WORK TO BE COMPLETED> Quote all of the data exactly as given. Skip every picture it contains.

[Items from a data source]
>> start
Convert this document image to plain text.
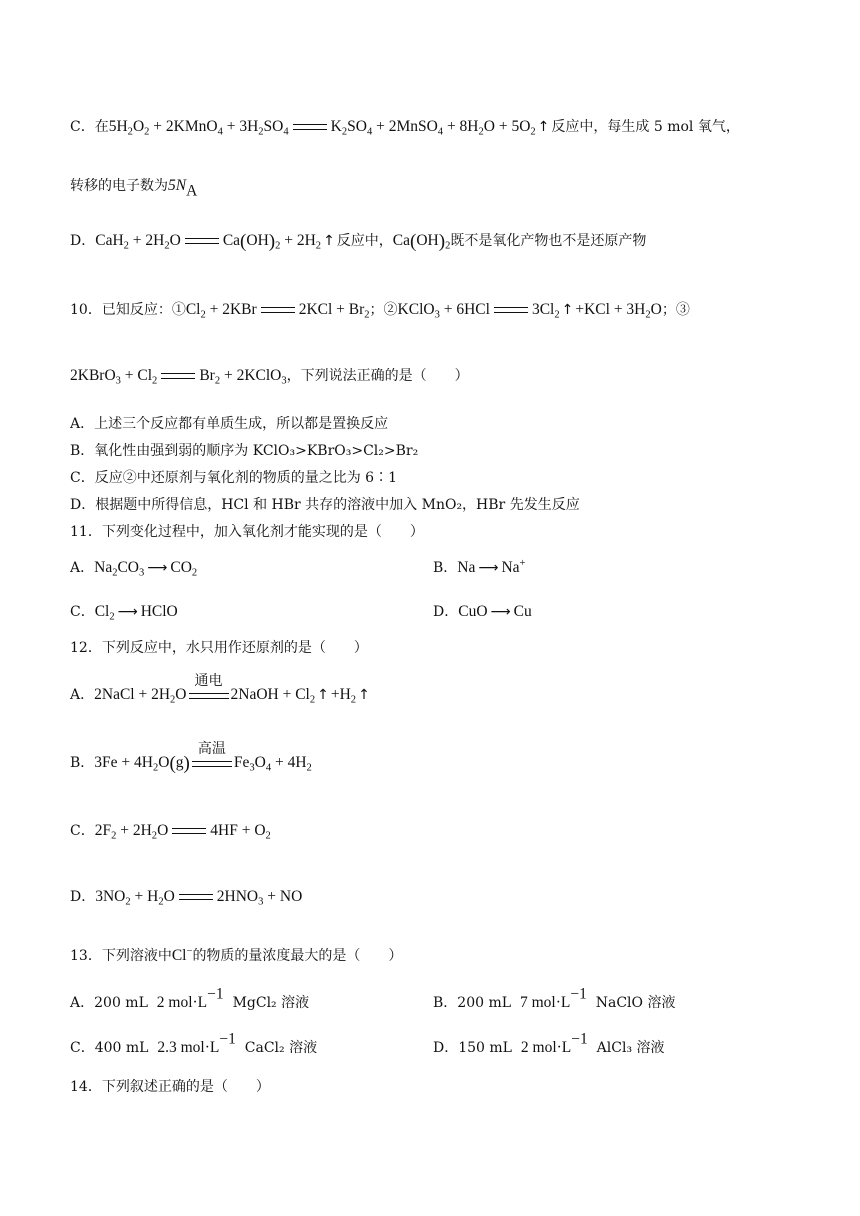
C．在$5H_2O_2$ + 2KMnO$_4$ + $3H_2SO_4$	$K_2SO_4$ + 2MnSO$_4$ + $8H_2O + 5O_2$ ↑ 反应中，每生成 5 mol 氧气，
转移的电子数为$5N_A$
D．$CaH_2 + 2H_2O$	$Ca(OH)_2 + 2H_2$ ↑ 反应中，$Ca(OH)_2$既不是氧化产物也不是还原产物
10．已知反应：$①Cl_2 + 2KBr$	$2KCl + Br_2$；②KClO$_3$ + 6HCl	$3Cl_2$ ↑ $+KCl + 3H_2O$；③
2KBrO$_3$ + $Cl_2$	$Br_2$ + 2KClO$_3$，下列说法正确的是（　　）
A．上述三个反应都有单质生成，所以都是置换反应
B．氧化性由强到弱的顺序为 KClO₃>KBrO₃>Cl₂>Br₂
C．反应②中还原剂与氧化剂的物质的量之比为 6∶1
D．根据题中所得信息，HCl 和 HBr 共存的溶液中加入 MnO₂，HBr 先发生反应
11．下列变化过程中，加入氧化剂才能实现的是（　　）
A．$Na_2CO_3$ ⟶ $CO_2$	B．Na ⟶ Na+
C．$Cl_2$ ⟶ HClO	D．CuO ⟶ Cu
12．下列反应中，水只用作还原剂的是（　　）
A．2NaCl + $2H_2O$
通电
2NaOH + $Cl_2$ ↑ $+H_2$ ↑
B．$3Fe + 4H_2O(g)$
高温
$Fe_3O_4 + 4H_2$
C．$2F_2 + 2H_2O$	$4HF + O_2$
D．$3NO_2 + H_2O$	$2HNO_3$ + NO
13．下列溶液中Cl−的物质的量浓度最大的是（　　）
A．200 mL 2 $mol\cdot L^{-1}$  MgCl₂ 溶液	B．200 mL 7 $mol\cdot L^{-1}$  NaClO 溶液
C．400 mL 2.3 $mol\cdot L^{-1}$  CaCl₂ 溶液	D．150 mL 2 $mol\cdot L^{-1}$  AlCl₃ 溶液
14．下列叙述正确的是（　　）
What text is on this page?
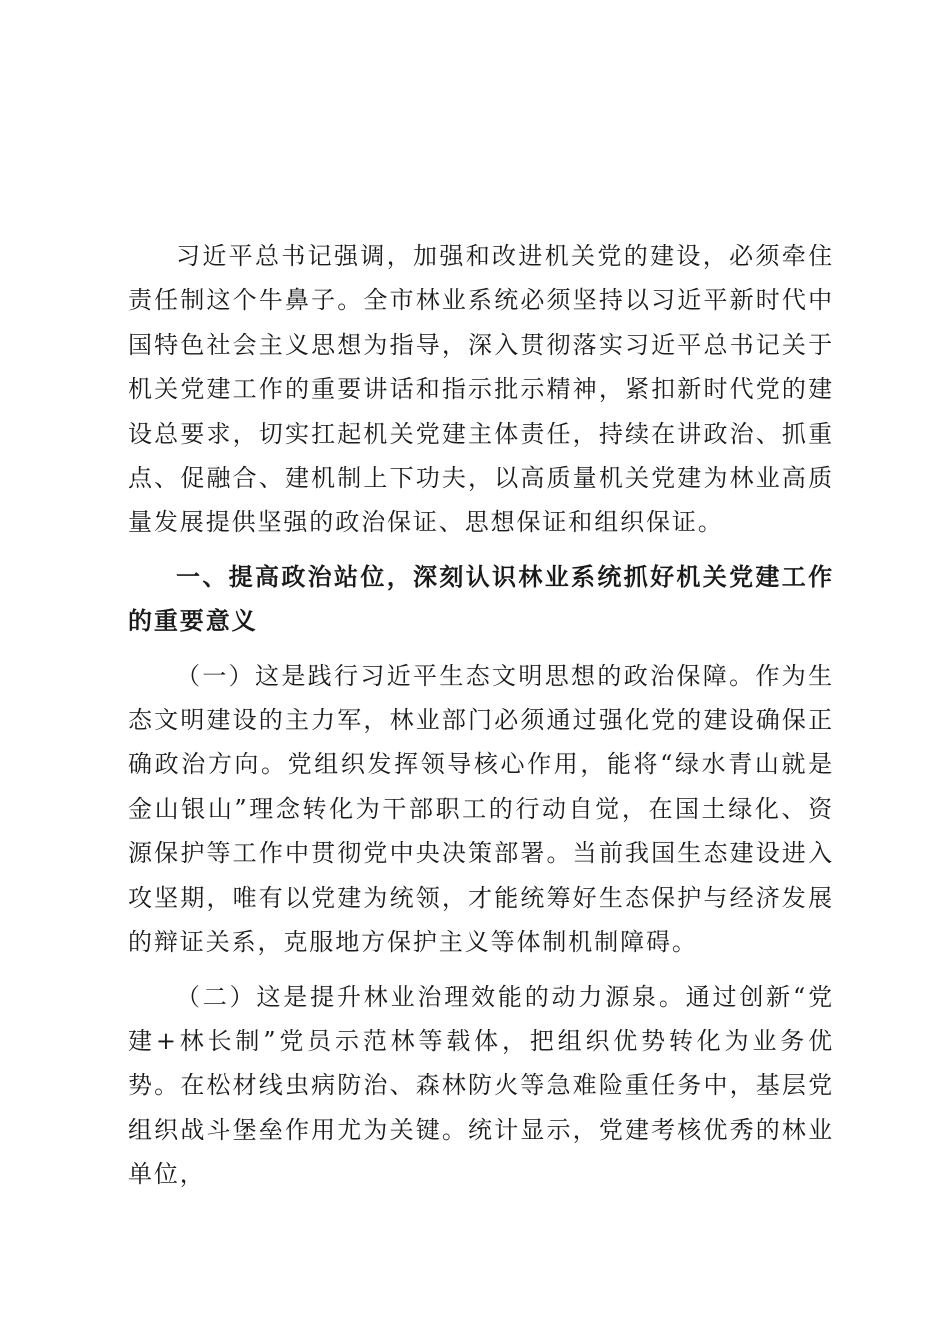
习近平总书记强调，加强和改进机关党的建设，必须牵住责任制这个牛鼻子。全市林业系统必须坚持以习近平新时代中国特色社会主义思想为指导，深入贯彻落实习近平总书记关于机关党建工作的重要讲话和指示批示精神，紧扣新时代党的建设总要求，切实扛起机关党建主体责任，持续在讲政治、抓重点、促融合、建机制上下功夫，以高质量机关党建为林业高质量发展提供坚强的政治保证、思想保证和组织保证。

一、提高政治站位，深刻认识林业系统抓好机关党建工作的重要意义

（一）这是践行习近平生态文明思想的政治保障。作为生态文明建设的主力军，林业部门必须通过强化党的建设确保正确政治方向。党组织发挥领导核心作用，能将“绿水青山就是金山银山”理念转化为干部职工的行动自觉，在国土绿化、资源保护等工作中贯彻党中央决策部署。当前我国生态建设进入攻坚期，唯有以党建为统领，才能统筹好生态保护与经济发展的辩证关系，克服地方保护主义等体制机制障碍。

（二）这是提升林业治理效能的动力源泉。通过创新“党建+林长制”党员示范林等载体，把组织优势转化为业务优势。在松材线虫病防治、森林防火等急难险重任务中，基层党组织战斗堡垒作用尤为关键。统计显示，党建考核优秀的林业单位，
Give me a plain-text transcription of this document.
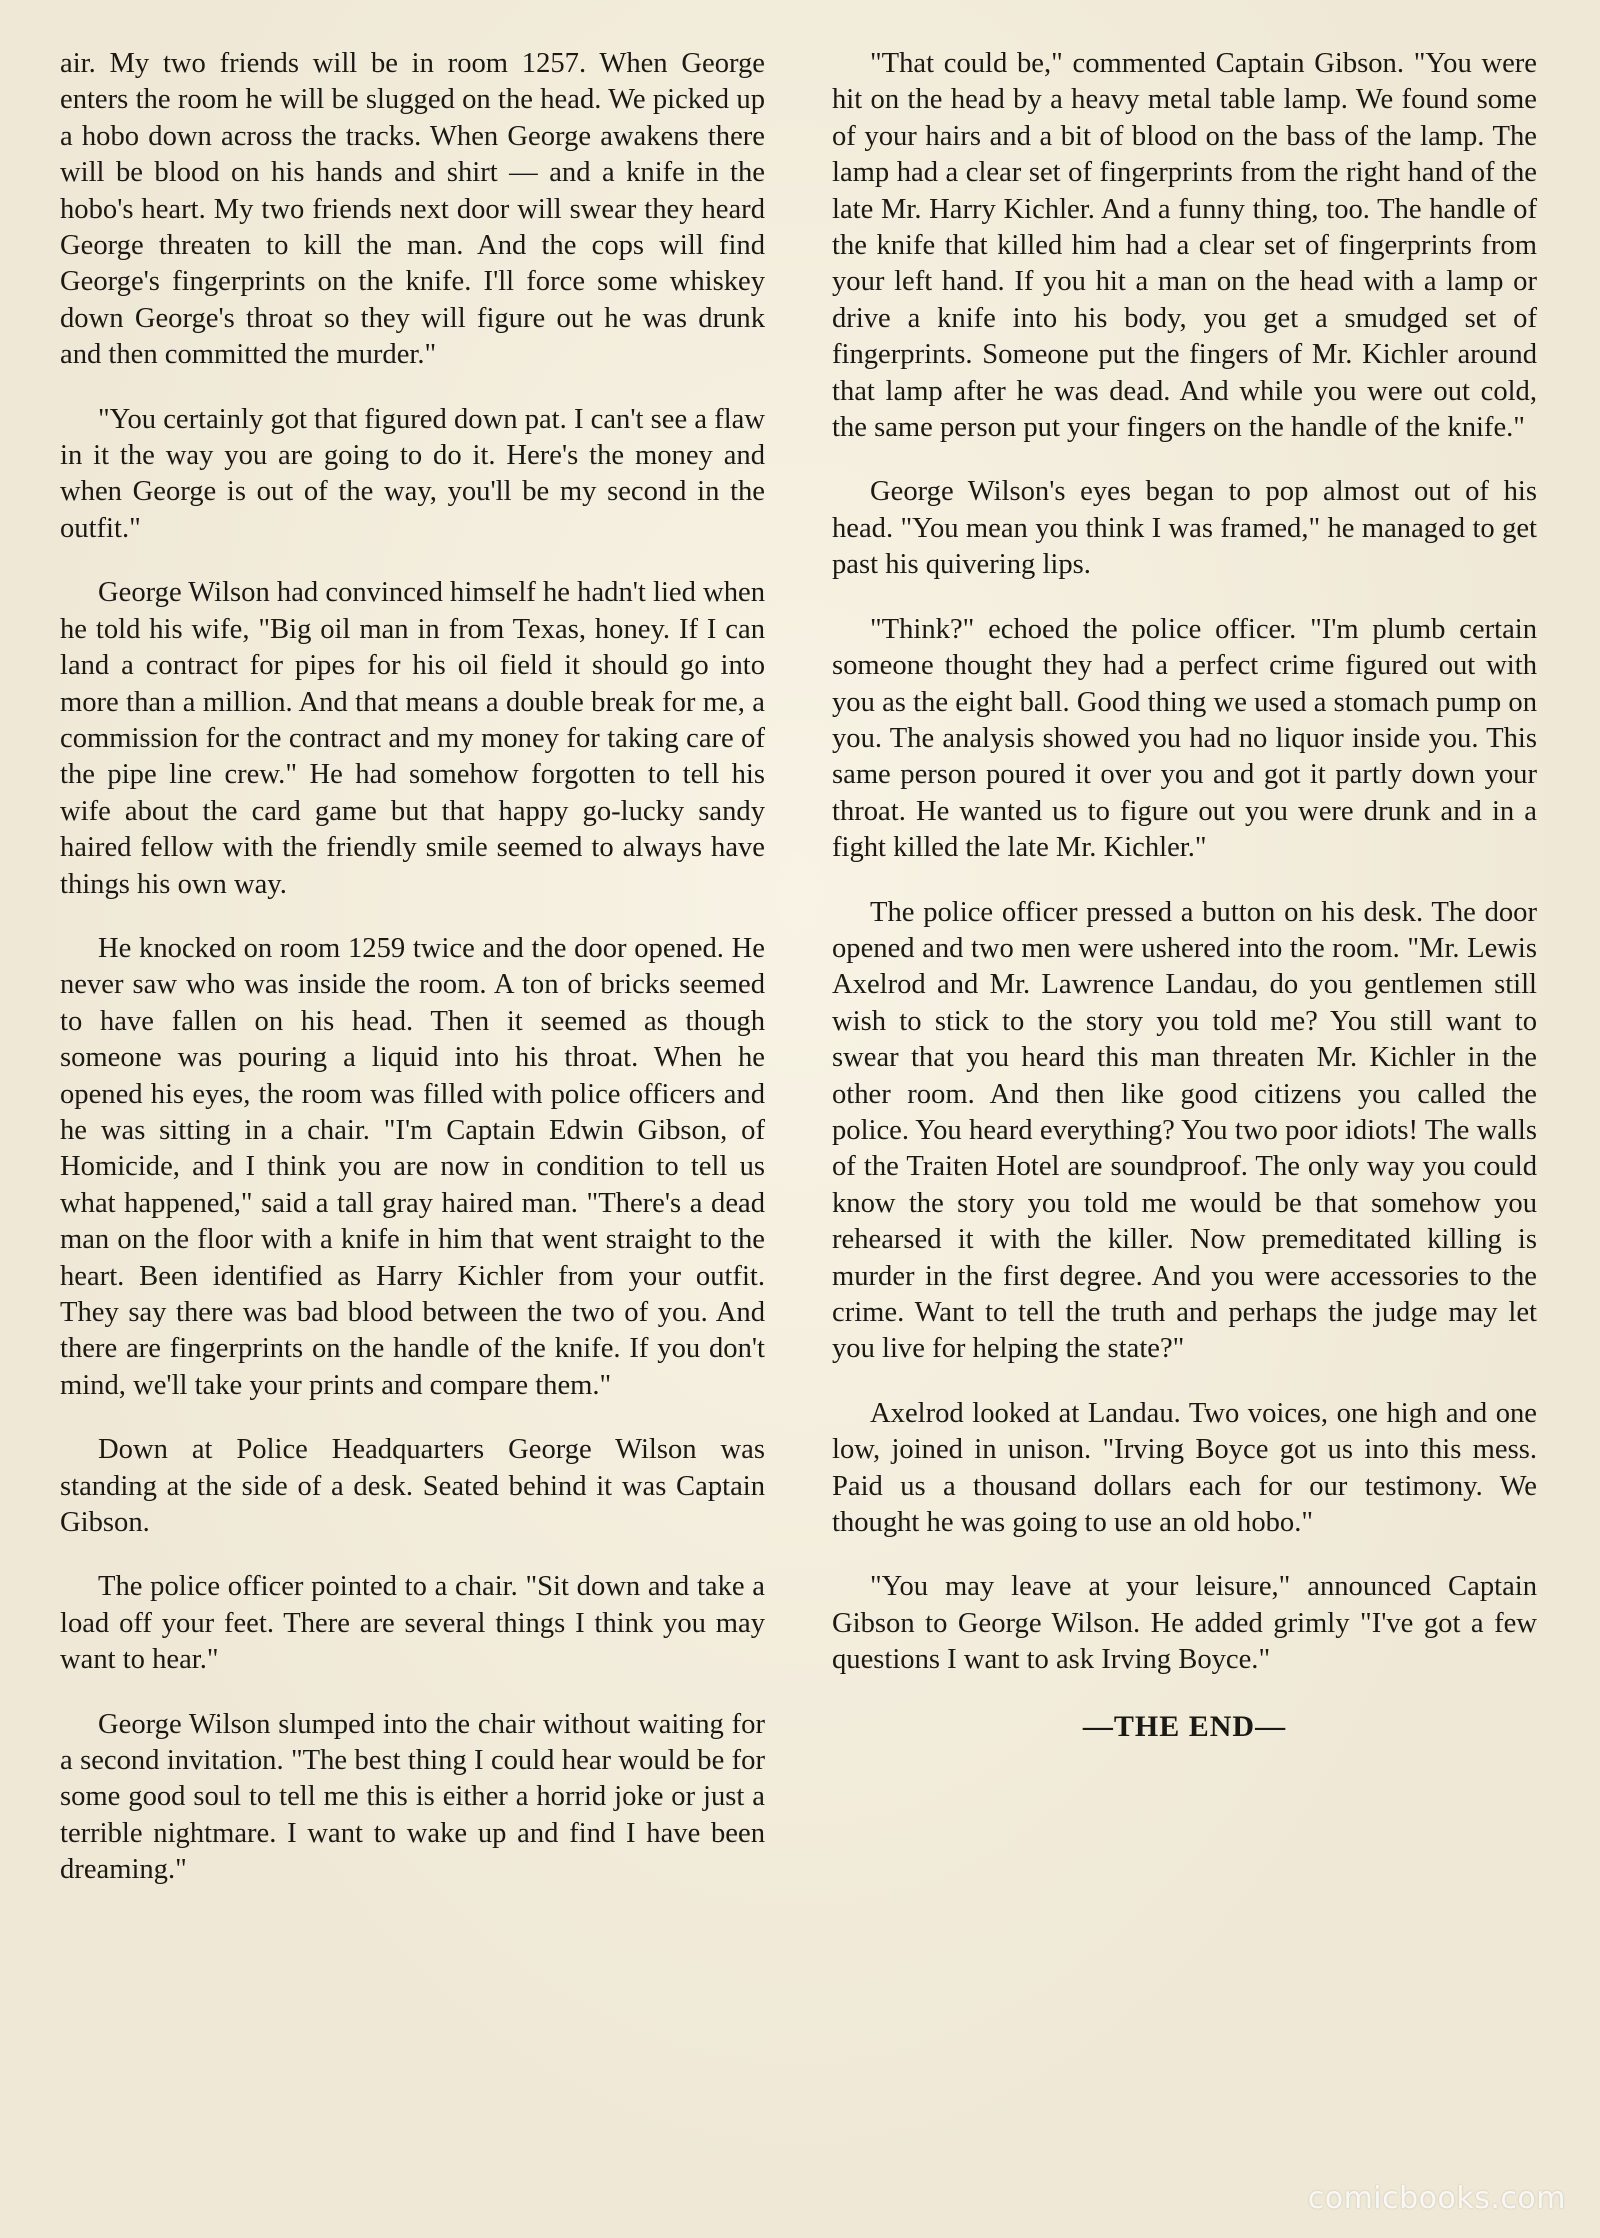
air. My two friends will be in room 1257. When George enters the room he will be slugged on the head. We picked up a hobo down across the tracks. When George awakens there will be blood on his hands and shirt — and a knife in the hobo's heart. My two friends next door will swear they heard George threaten to kill the man. And the cops will find George's fingerprints on the knife. I'll force some whiskey down George's throat so they will figure out he was drunk and then committed the murder."

"You certainly got that figured down pat. I can't see a flaw in it the way you are going to do it. Here's the money and when George is out of the way, you'll be my second in the outfit."

George Wilson had convinced himself he hadn't lied when he told his wife, "Big oil man in from Texas, honey. If I can land a contract for pipes for his oil field it should go into more than a million. And that means a double break for me, a commission for the contract and my money for taking care of the pipe line crew." He had somehow forgotten to tell his wife about the card game but that happy go-lucky sandy haired fellow with the friendly smile seemed to always have things his own way.

He knocked on room 1259 twice and the door opened. He never saw who was inside the room. A ton of bricks seemed to have fallen on his head. Then it seemed as though someone was pouring a liquid into his throat. When he opened his eyes, the room was filled with police officers and he was sitting in a chair. "I'm Captain Edwin Gibson, of Homicide, and I think you are now in condition to tell us what happened," said a tall gray haired man. "There's a dead man on the floor with a knife in him that went straight to the heart. Been identified as Harry Kichler from your outfit. They say there was bad blood between the two of you. And there are fingerprints on the handle of the knife. If you don't mind, we'll take your prints and compare them."

Down at Police Headquarters George Wilson was standing at the side of a desk. Seated behind it was Captain Gibson.

The police officer pointed to a chair. "Sit down and take a load off your feet. There are several things I think you may want to hear."

George Wilson slumped into the chair without waiting for a second invitation. "The best thing I could hear would be for some good soul to tell me this is either a horrid joke or just a terrible nightmare. I want to wake up and find I have been dreaming."

"That could be," commented Captain Gibson. "You were hit on the head by a heavy metal table lamp. We found some of your hairs and a bit of blood on the bass of the lamp. The lamp had a clear set of fingerprints from the right hand of the late Mr. Harry Kichler. And a funny thing, too. The handle of the knife that killed him had a clear set of fingerprints from your left hand. If you hit a man on the head with a lamp or drive a knife into his body, you get a smudged set of fingerprints. Someone put the fingers of Mr. Kichler around that lamp after he was dead. And while you were out cold, the same person put your fingers on the handle of the knife."

George Wilson's eyes began to pop almost out of his head. "You mean you think I was framed," he managed to get past his quivering lips.

"Think?" echoed the police officer. "I'm plumb certain someone thought they had a perfect crime figured out with you as the eight ball. Good thing we used a stomach pump on you. The analysis showed you had no liquor inside you. This same person poured it over you and got it partly down your throat. He wanted us to figure out you were drunk and in a fight killed the late Mr. Kichler."

The police officer pressed a button on his desk. The door opened and two men were ushered into the room. "Mr. Lewis Axelrod and Mr. Lawrence Landau, do you gentlemen still wish to stick to the story you told me? You still want to swear that you heard this man threaten Mr. Kichler in the other room. And then like good citizens you called the police. You heard everything? You two poor idiots! The walls of the Traiten Hotel are soundproof. The only way you could know the story you told me would be that somehow you rehearsed it with the killer. Now premeditated killing is murder in the first degree. And you were accessories to the crime. Want to tell the truth and perhaps the judge may let you live for helping the state?"

Axelrod looked at Landau. Two voices, one high and one low, joined in unison. "Irving Boyce got us into this mess. Paid us a thousand dollars each for our testimony. We thought he was going to use an old hobo."

"You may leave at your leisure," announced Captain Gibson to George Wilson. He added grimly "I've got a few questions I want to ask Irving Boyce."

—THE END—
comicbooks.com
>> end
EXERCISE ANSWER>
Convert this document image to plain text.
C．在$5H_2O_2$ + 2KMnO$_4$ + $3H_2SO_4$	$K_2SO_4$ + 2MnSO$_4$ + $8H_2O + 5O_2$ ↑ 反应中，每生成 5 mol 氧气，
转移的电子数为$5N_A$
D．$CaH_2 + 2H_2O$	$Ca(OH)_2 + 2H_2$ ↑ 反应中，$Ca(OH)_2$既不是氧化产物也不是还原产物
10．已知反应：$①Cl_2 + 2KBr$	$2KCl + Br_2$；②KClO$_3$ + 6HCl	$3Cl_2$ ↑ $+KCl + 3H_2O$；③
2KBrO$_3$ + $Cl_2$	$Br_2$ + 2KClO$_3$，下列说法正确的是（　　）
A．上述三个反应都有单质生成，所以都是置换反应
B．氧化性由强到弱的顺序为 KClO₃>KBrO₃>Cl₂>Br₂
C．反应②中还原剂与氧化剂的物质的量之比为 6∶1
D．根据题中所得信息，HCl 和 HBr 共存的溶液中加入 MnO₂，HBr 先发生反应
11．下列变化过程中，加入氧化剂才能实现的是（　　）
A．$Na_2CO_3$ ⟶ $CO_2$	B．Na ⟶ Na+
C．$Cl_2$ ⟶ HClO	D．CuO ⟶ Cu
12．下列反应中，水只用作还原剂的是（　　）
A．2NaCl + $2H_2O$
通电
2NaOH + $Cl_2$ ↑ $+H_2$ ↑
B．$3Fe + 4H_2O(g)$
高温
$Fe_3O_4 + 4H_2$
C．$2F_2 + 2H_2O$	$4HF + O_2$
D．$3NO_2 + H_2O$	$2HNO_3$ + NO
13．下列溶液中Cl−的物质的量浓度最大的是（　　）
A．200 mL 2 $mol\cdot L^{-1}$  MgCl₂ 溶液	B．200 mL 7 $mol\cdot L^{-1}$  NaClO 溶液
C．400 mL 2.3 $mol\cdot L^{-1}$  CaCl₂ 溶液	D．150 mL 2 $mol\cdot L^{-1}$  AlCl₃ 溶液
14．下列叙述正确的是（　　）
What text is on this page?
习近平总书记强调，加强和改进机关党的建设，必须牵住责任制这个牛鼻子。全市林业系统必须坚持以习近平新时代中国特色社会主义思想为指导，深入贯彻落实习近平总书记关于机关党建工作的重要讲话和指示批示精神，紧扣新时代党的建设总要求，切实扛起机关党建主体责任，持续在讲政治、抓重点、促融合、建机制上下功夫，以高质量机关党建为林业高质量发展提供坚强的政治保证、思想保证和组织保证。

一、提高政治站位，深刻认识林业系统抓好机关党建工作的重要意义

（一）这是践行习近平生态文明思想的政治保障。作为生态文明建设的主力军，林业部门必须通过强化党的建设确保正确政治方向。党组织发挥领导核心作用，能将“绿水青山就是金山银山”理念转化为干部职工的行动自觉，在国土绿化、资源保护等工作中贯彻党中央决策部署。当前我国生态建设进入攻坚期，唯有以党建为统领，才能统筹好生态保护与经济发展的辩证关系，克服地方保护主义等体制机制障碍。

（二）这是提升林业治理效能的动力源泉。通过创新“党建+林长制”党员示范林等载体，把组织优势转化为业务优势。在松材线虫病防治、森林防火等急难险重任务中，基层党组织战斗堡垒作用尤为关键。统计显示，党建考核优秀的林业单位，
Give me a plain-text transcription of this document.
air. My two friends will be in room 1257. When George enters the room he will be slugged on the head. We picked up a hobo down across the tracks. When George awakens there will be blood on his hands and shirt — and a knife in the hobo's heart. My two friends next door will swear they heard George threaten to kill the man. And the cops will find George's fingerprints on the knife. I'll force some whiskey down George's throat so they will figure out he was drunk and then committed the murder."

"You certainly got that figured down pat. I can't see a flaw in it the way you are going to do it. Here's the money and when George is out of the way, you'll be my second in the outfit."

George Wilson had convinced himself he hadn't lied when he told his wife, "Big oil man in from Texas, honey. If I can land a contract for pipes for his oil field it should go into more than a million. And that means a double break for me, a commission for the contract and my money for taking care of the pipe line crew." He had somehow forgotten to tell his wife about the card game but that happy go-lucky sandy haired fellow with the friendly smile seemed to always have things his own way.

He knocked on room 1259 twice and the door opened. He never saw who was inside the room. A ton of bricks seemed to have fallen on his head. Then it seemed as though someone was pouring a liquid into his throat. When he opened his eyes, the room was filled with police officers and he was sitting in a chair. "I'm Captain Edwin Gibson, of Homicide, and I think you are now in condition to tell us what happened," said a tall gray haired man. "There's a dead man on the floor with a knife in him that went straight to the heart. Been identified as Harry Kichler from your outfit. They say there was bad blood between the two of you. And there are fingerprints on the handle of the knife. If you don't mind, we'll take your prints and compare them."

Down at Police Headquarters George Wilson was standing at the side of a desk. Seated behind it was Captain Gibson.

The police officer pointed to a chair. "Sit down and take a load off your feet. There are several things I think you may want to hear."

George Wilson slumped into the chair without waiting for a second invitation. "The best thing I could hear would be for some good soul to tell me this is either a horrid joke or just a terrible nightmare. I want to wake up and find I have been dreaming."

"That could be," commented Captain Gibson. "You were hit on the head by a heavy metal table lamp. We found some of your hairs and a bit of blood on the bass of the lamp. The lamp had a clear set of fingerprints from the right hand of the late Mr. Harry Kichler. And a funny thing, too. The handle of the knife that killed him had a clear set of fingerprints from your left hand. If you hit a man on the head with a lamp or drive a knife into his body, you get a smudged set of fingerprints. Someone put the fingers of Mr. Kichler around that lamp after he was dead. And while you were out cold, the same person put your fingers on the handle of the knife."

George Wilson's eyes began to pop almost out of his head. "You mean you think I was framed," he managed to get past his quivering lips.

"Think?" echoed the police officer. "I'm plumb certain someone thought they had a perfect crime figured out with you as the eight ball. Good thing we used a stomach pump on you. The analysis showed you had no liquor inside you. This same person poured it over you and got it partly down your throat. He wanted us to figure out you were drunk and in a fight killed the late Mr. Kichler."

The police officer pressed a button on his desk. The door opened and two men were ushered into the room. "Mr. Lewis Axelrod and Mr. Lawrence Landau, do you gentlemen still wish to stick to the story you told me? You still want to swear that you heard this man threaten Mr. Kichler in the other room. And then like good citizens you called the police. You heard everything? You two poor idiots! The walls of the Traiten Hotel are soundproof. The only way you could know the story you told me would be that somehow you rehearsed it with the killer. Now premeditated killing is murder in the first degree. And you were accessories to the crime. Want to tell the truth and perhaps the judge may let you live for helping the state?"

Axelrod looked at Landau. Two voices, one high and one low, joined in unison. "Irving Boyce got us into this mess. Paid us a thousand dollars each for our testimony. We thought he was going to use an old hobo."

"You may leave at your leisure," announced Captain Gibson to George Wilson. He added grimly "I've got a few questions I want to ask Irving Boyce."

—THE END—
comicbooks.com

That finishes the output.